Required work
Reproduce the records below exactly as they appear, omitting any pictures they contain.

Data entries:
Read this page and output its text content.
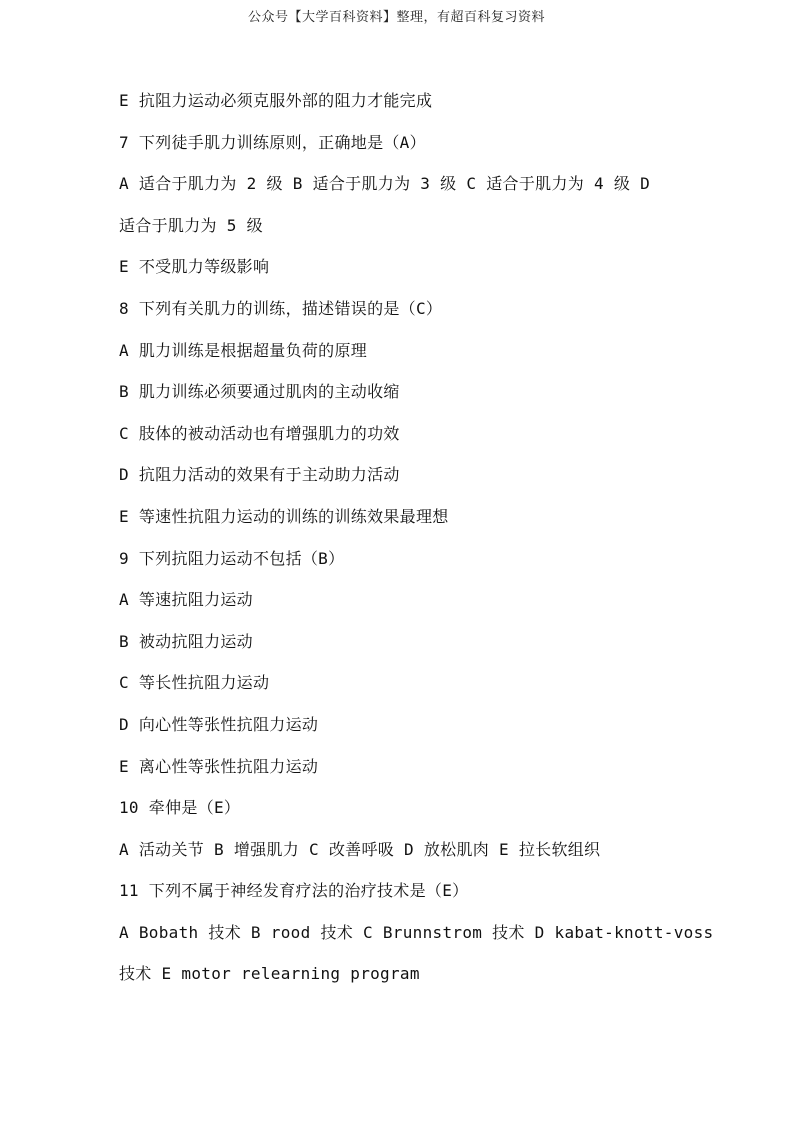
公众号【大学百科资料】整理，有超百科复习资料
E 抗阻力运动必须克服外部的阻力才能完成
7 下列徒手肌力训练原则，正确地是（A）
A 适合于肌力为 2 级 B 适合于肌力为 3 级 C 适合于肌力为 4 级 D
适合于肌力为 5 级
E 不受肌力等级影响
8 下列有关肌力的训练，描述错误的是（C）
A 肌力训练是根据超量负荷的原理
B 肌力训练必须要通过肌肉的主动收缩
C 肢体的被动活动也有增强肌力的功效
D 抗阻力活动的效果有于主动助力活动
E 等速性抗阻力运动的训练的训练效果最理想
9 下列抗阻力运动不包括（B）
A 等速抗阻力运动
B 被动抗阻力运动
C 等长性抗阻力运动
D 向心性等张性抗阻力运动
E 离心性等张性抗阻力运动
10 牵伸是（E）
A 活动关节 B 增强肌力 C 改善呼吸 D 放松肌肉 E 拉长软组织
11 下列不属于神经发育疗法的治疗技术是（E）
A Bobath 技术 B rood 技术 C Brunnstrom 技术 D kabat-knott-voss
技术 E motor relearning program
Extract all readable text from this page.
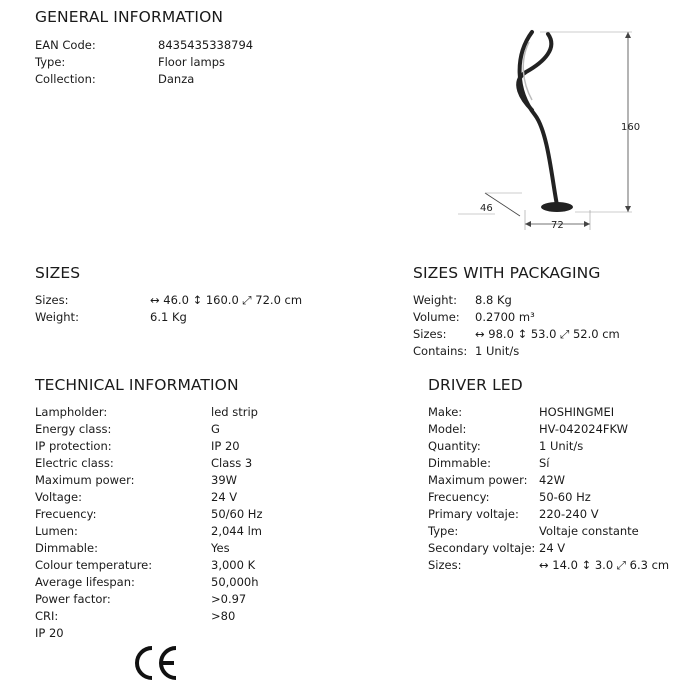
GENERAL INFORMATION
EAN Code:	8435435338794
Type:	Floor lamps
Collection:	Danza
160
46
72
SIZES
Sizes:	↔ 46.0 ↕ 160.0 ⤢ 72.0 cm
Weight:	6.1 Kg
SIZES WITH PACKAGING
Weight: 8.8 Kg
Volume: 0.2700 m³
Sizes: ↔ 98.0 ↕ 53.0 ⤢ 52.0 cm
Contains: 1 Unit/s
TECHNICAL INFORMATION
Lampholder:	led strip
Energy class:	G
IP protection:	IP 20
Electric class:	Class 3
Maximum power:	39W
Voltage:	24 V
Frecuency:	50/60 Hz
Lumen:	2,044 lm
Dimmable:	Yes
Colour temperature:	3,000 K
Average lifespan:	50,000h
Power factor:	>0.97
CRI:	>80
IP 20
DRIVER LED
Make:	HOSHINGMEI
Model:	HV-042024FKW
Quantity:	1 Unit/s
Dimmable:	Sí
Maximum power: 42W
Frecuency:	50-60 Hz
Primary voltaje: 220-240 V
Type:	Voltaje constante
Secondary voltaje: 24 V
Sizes:	↔ 14.0 ↕ 3.0 ⤢ 6.3 cm
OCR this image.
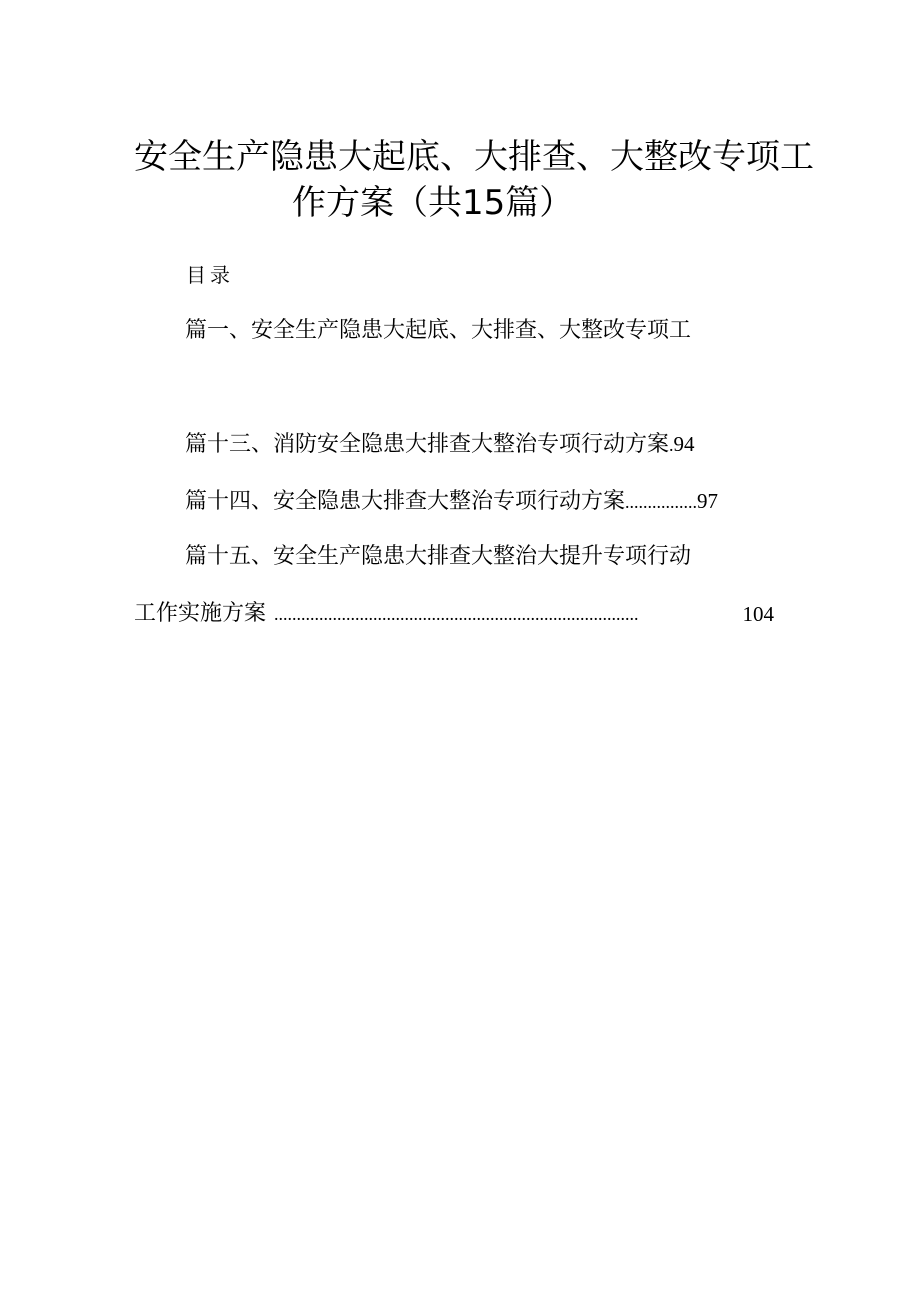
安全生产隐患大起底、大排查、大整改专项工
作方案（共15篇）
目录
篇一、安全生产隐患大起底、大排查、大整改专项工
篇十三、消防安全隐患大排查大整治专项行动方案.94
篇十四、安全隐患大排查大整治专项行动方案................97
篇十五、安全生产隐患大排查大整治大提升专项行动
工作实施方案 .................................................................................	104
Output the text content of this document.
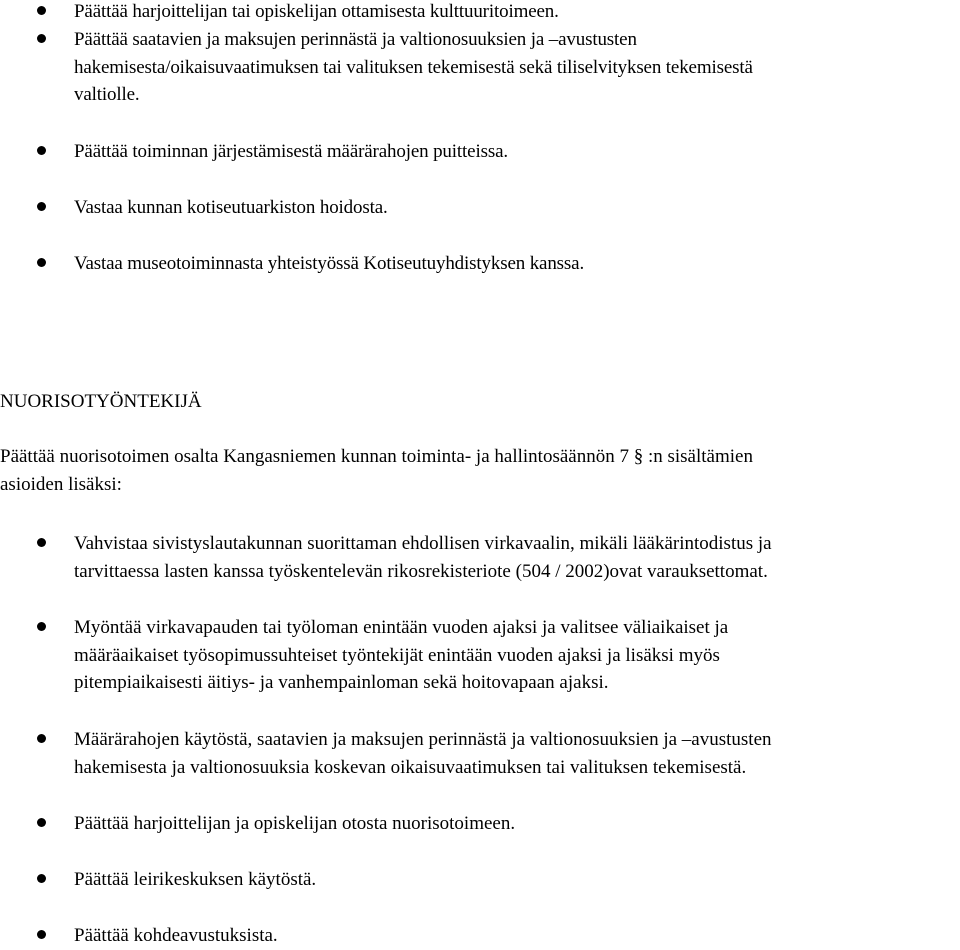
Päättää harjoittelijan tai opiskelijan ottamisesta kulttuuritoimeen.
Päättää saatavien ja maksujen perinnästä ja valtionosuuksien ja –avustusten
hakemisesta/oikaisuvaatimuksen tai valituksen tekemisestä sekä tiliselvityksen tekemisestä
valtiolle.
Päättää toiminnan järjestämisestä määrärahojen puitteissa.
Vastaa kunnan kotiseutuarkiston hoidosta.
Vastaa museotoiminnasta yhteistyössä Kotiseutuyhdistyksen kanssa.
NUORISOTYÖNTEKIJÄ
Päättää nuorisotoimen osalta Kangasniemen kunnan toiminta- ja hallintosäännön 7 § :n sisältämien
asioiden lisäksi:
Vahvistaa sivistyslautakunnan suorittaman ehdollisen virkavaalin, mikäli lääkärintodistus ja
tarvittaessa lasten kanssa työskentelevän rikosrekisteriote (504 / 2002)ovat varauksettomat.
Myöntää virkavapauden tai työloman enintään vuoden ajaksi ja valitsee väliaikaiset ja
määräaikaiset työsopimussuhteiset työntekijät enintään vuoden ajaksi ja lisäksi myös
pitempiaikaisesti äitiys- ja vanhempainloman sekä hoitovapaan ajaksi.
Määrärahojen käytöstä, saatavien ja maksujen perinnästä ja valtionosuuksien ja –avustusten
hakemisesta ja valtionosuuksia koskevan oikaisuvaatimuksen tai valituksen tekemisestä.
Päättää harjoittelijan ja opiskelijan otosta nuorisotoimeen.
Päättää leirikeskuksen käytöstä.
Päättää kohdeavustuksista.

Result of this exercise
Read this page and output its text content.
公众号【大学百科资料】整理，有超百科复习资料
E 抗阻力运动必须克服外部的阻力才能完成
7 下列徒手肌力训练原则，正确地是（A）
A 适合于肌力为 2 级 B 适合于肌力为 3 级 C 适合于肌力为 4 级 D
适合于肌力为 5 级
E 不受肌力等级影响
8 下列有关肌力的训练，描述错误的是（C）
A 肌力训练是根据超量负荷的原理
B 肌力训练必须要通过肌肉的主动收缩
C 肢体的被动活动也有增强肌力的功效
D 抗阻力活动的效果有于主动助力活动
E 等速性抗阻力运动的训练的训练效果最理想
9 下列抗阻力运动不包括（B）
A 等速抗阻力运动
B 被动抗阻力运动
C 等长性抗阻力运动
D 向心性等张性抗阻力运动
E 离心性等张性抗阻力运动
10 牵伸是（E）
A 活动关节 B 增强肌力 C 改善呼吸 D 放松肌肉 E 拉长软组织
11 下列不属于神经发育疗法的治疗技术是（E）
A Bobath 技术 B rood 技术 C Brunnstrom 技术 D kabat-knott-voss
技术 E motor relearning program
Extract all readable text from this page.
GENERAL INFORMATION
EAN Code:	8435435338794
Type:	Floor lamps
Collection:	Danza
160
46
72
SIZES
Sizes:	↔ 46.0 ↕ 160.0 ⤢ 72.0 cm
Weight:	6.1 Kg
SIZES WITH PACKAGING
Weight: 8.8 Kg
Volume: 0.2700 m³
Sizes: ↔ 98.0 ↕ 53.0 ⤢ 52.0 cm
Contains: 1 Unit/s
TECHNICAL INFORMATION
Lampholder:	led strip
Energy class:	G
IP protection:	IP 20
Electric class:	Class 3
Maximum power:	39W
Voltage:	24 V
Frecuency:	50/60 Hz
Lumen:	2,044 lm
Dimmable:	Yes
Colour temperature:	3,000 K
Average lifespan:	50,000h
Power factor:	>0.97
CRI:	>80
IP 20
DRIVER LED
Make:	HOSHINGMEI
Model:	HV-042024FKW
Quantity:	1 Unit/s
Dimmable:	Sí
Maximum power: 42W
Frecuency:	50-60 Hz
Primary voltaje: 220-240 V
Type:	Voltaje constante
Secondary voltaje: 24 V
Sizes:	↔ 14.0 ↕ 3.0 ⤢ 6.3 cm
OCR this image.
安全生产隐患大起底、大排查、大整改专项工
作方案（共15篇）
目录
篇一、安全生产隐患大起底、大排查、大整改专项工
篇十三、消防安全隐患大排查大整治专项行动方案.94
篇十四、安全隐患大排查大整治专项行动方案................97
篇十五、安全生产隐患大排查大整治大提升专项行动
工作实施方案 .................................................................................	104
Output the text content of this document.
Päättää harjoittelijan tai opiskelijan ottamisesta kulttuuritoimeen.
Päättää saatavien ja maksujen perinnästä ja valtionosuuksien ja –avustusten
hakemisesta/oikaisuvaatimuksen tai valituksen tekemisestä sekä tiliselvityksen tekemisestä
valtiolle.
Päättää toiminnan järjestämisestä määrärahojen puitteissa.
Vastaa kunnan kotiseutuarkiston hoidosta.
Vastaa museotoiminnasta yhteistyössä Kotiseutuyhdistyksen kanssa.
NUORISOTYÖNTEKIJÄ
Päättää nuorisotoimen osalta Kangasniemen kunnan toiminta- ja hallintosäännön 7 § :n sisältämien
asioiden lisäksi:
Vahvistaa sivistyslautakunnan suorittaman ehdollisen virkavaalin, mikäli lääkärintodistus ja
tarvittaessa lasten kanssa työskentelevän rikosrekisteriote (504 / 2002)ovat varauksettomat.
Myöntää virkavapauden tai työloman enintään vuoden ajaksi ja valitsee väliaikaiset ja
määräaikaiset työsopimussuhteiset työntekijät enintään vuoden ajaksi ja lisäksi myös
pitempiaikaisesti äitiys- ja vanhempainloman sekä hoitovapaan ajaksi.
Määrärahojen käytöstä, saatavien ja maksujen perinnästä ja valtionosuuksien ja –avustusten
hakemisesta ja valtionosuuksia koskevan oikaisuvaatimuksen tai valituksen tekemisestä.
Päättää harjoittelijan ja opiskelijan otosta nuorisotoimeen.
Päättää leirikeskuksen käytöstä.
Päättää kohdeavustuksista.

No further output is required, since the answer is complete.